start EXCERPTED RECORDS

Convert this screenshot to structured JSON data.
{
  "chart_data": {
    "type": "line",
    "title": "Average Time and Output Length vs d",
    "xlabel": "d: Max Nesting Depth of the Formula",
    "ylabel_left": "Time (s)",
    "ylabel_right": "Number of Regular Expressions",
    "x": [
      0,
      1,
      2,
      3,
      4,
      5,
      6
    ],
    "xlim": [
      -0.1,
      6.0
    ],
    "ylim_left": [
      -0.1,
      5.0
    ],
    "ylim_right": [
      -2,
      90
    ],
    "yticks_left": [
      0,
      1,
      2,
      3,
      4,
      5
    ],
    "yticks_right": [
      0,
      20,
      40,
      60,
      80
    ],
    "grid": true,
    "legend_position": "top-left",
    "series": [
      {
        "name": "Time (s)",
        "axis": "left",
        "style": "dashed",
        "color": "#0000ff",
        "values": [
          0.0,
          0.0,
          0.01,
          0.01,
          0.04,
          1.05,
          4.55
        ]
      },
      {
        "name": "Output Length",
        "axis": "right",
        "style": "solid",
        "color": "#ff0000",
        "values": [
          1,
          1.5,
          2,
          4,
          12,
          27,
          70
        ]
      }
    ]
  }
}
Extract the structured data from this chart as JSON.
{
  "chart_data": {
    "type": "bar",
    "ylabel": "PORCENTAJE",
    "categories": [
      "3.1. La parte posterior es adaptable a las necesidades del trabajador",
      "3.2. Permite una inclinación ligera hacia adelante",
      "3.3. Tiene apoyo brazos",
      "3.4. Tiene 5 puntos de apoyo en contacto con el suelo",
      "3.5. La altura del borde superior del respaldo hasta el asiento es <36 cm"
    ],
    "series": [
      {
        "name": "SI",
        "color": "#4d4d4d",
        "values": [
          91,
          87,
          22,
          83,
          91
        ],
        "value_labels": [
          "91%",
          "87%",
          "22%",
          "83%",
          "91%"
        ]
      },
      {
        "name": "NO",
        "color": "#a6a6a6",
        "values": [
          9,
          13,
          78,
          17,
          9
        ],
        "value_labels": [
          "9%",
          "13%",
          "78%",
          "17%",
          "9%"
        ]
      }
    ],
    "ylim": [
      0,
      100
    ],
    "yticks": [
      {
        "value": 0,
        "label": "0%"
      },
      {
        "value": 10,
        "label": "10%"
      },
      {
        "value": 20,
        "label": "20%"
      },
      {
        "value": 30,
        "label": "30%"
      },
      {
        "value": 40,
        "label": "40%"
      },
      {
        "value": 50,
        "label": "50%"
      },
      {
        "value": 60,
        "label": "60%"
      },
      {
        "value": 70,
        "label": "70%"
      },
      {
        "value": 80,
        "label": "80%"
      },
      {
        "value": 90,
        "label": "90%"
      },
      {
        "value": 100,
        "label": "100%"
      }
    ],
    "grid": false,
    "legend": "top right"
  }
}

end EXCERPTED RECORDS

WHAT THE TASK REQUIRES:
Please reproduce all of the entries exactly as they stand.

PROBLEM SOLUTION:
Convert this screenshot to structured JSON data.
{
  "chart_data": {
    "type": "line",
    "title": "Average Time and Output Length vs d",
    "xlabel": "d: Max Nesting Depth of the Formula",
    "ylabel_left": "Time (s)",
    "ylabel_right": "Number of Regular Expressions",
    "x": [
      0,
      1,
      2,
      3,
      4,
      5,
      6
    ],
    "xlim": [
      -0.1,
      6.0
    ],
    "ylim_left": [
      -0.1,
      5.0
    ],
    "ylim_right": [
      -2,
      90
    ],
    "yticks_left": [
      0,
      1,
      2,
      3,
      4,
      5
    ],
    "yticks_right": [
      0,
      20,
      40,
      60,
      80
    ],
    "grid": true,
    "legend_position": "top-left",
    "series": [
      {
        "name": "Time (s)",
        "axis": "left",
        "style": "dashed",
        "color": "#0000ff",
        "values": [
          0.0,
          0.0,
          0.01,
          0.01,
          0.04,
          1.05,
          4.55
        ]
      },
      {
        "name": "Output Length",
        "axis": "right",
        "style": "solid",
        "color": "#ff0000",
        "values": [
          1,
          1.5,
          2,
          4,
          12,
          27,
          70
        ]
      }
    ]
  }
}
Extract the structured data from this chart as JSON.
{
  "chart_data": {
    "type": "bar",
    "ylabel": "PORCENTAJE",
    "categories": [
      "3.1. La parte posterior es adaptable a las necesidades del trabajador",
      "3.2. Permite una inclinación ligera hacia adelante",
      "3.3. Tiene apoyo brazos",
      "3.4. Tiene 5 puntos de apoyo en contacto con el suelo",
      "3.5. La altura del borde superior del respaldo hasta el asiento es <36 cm"
    ],
    "series": [
      {
        "name": "SI",
        "color": "#4d4d4d",
        "values": [
          91,
          87,
          22,
          83,
          91
        ],
        "value_labels": [
          "91%",
          "87%",
          "22%",
          "83%",
          "91%"
        ]
      },
      {
        "name": "NO",
        "color": "#a6a6a6",
        "values": [
          9,
          13,
          78,
          17,
          9
        ],
        "value_labels": [
          "9%",
          "13%",
          "78%",
          "17%",
          "9%"
        ]
      }
    ],
    "ylim": [
      0,
      100
    ],
    "yticks": [
      {
        "value": 0,
        "label": "0%"
      },
      {
        "value": 10,
        "label": "10%"
      },
      {
        "value": 20,
        "label": "20%"
      },
      {
        "value": 30,
        "label": "30%"
      },
      {
        "value": 40,
        "label": "40%"
      },
      {
        "value": 50,
        "label": "50%"
      },
      {
        "value": 60,
        "label": "60%"
      },
      {
        "value": 70,
        "label": "70%"
      },
      {
        "value": 80,
        "label": "80%"
      },
      {
        "value": 90,
        "label": "90%"
      },
      {
        "value": 100,
        "label": "100%"
      }
    ],
    "grid": false,
    "legend": "top right"
  }
}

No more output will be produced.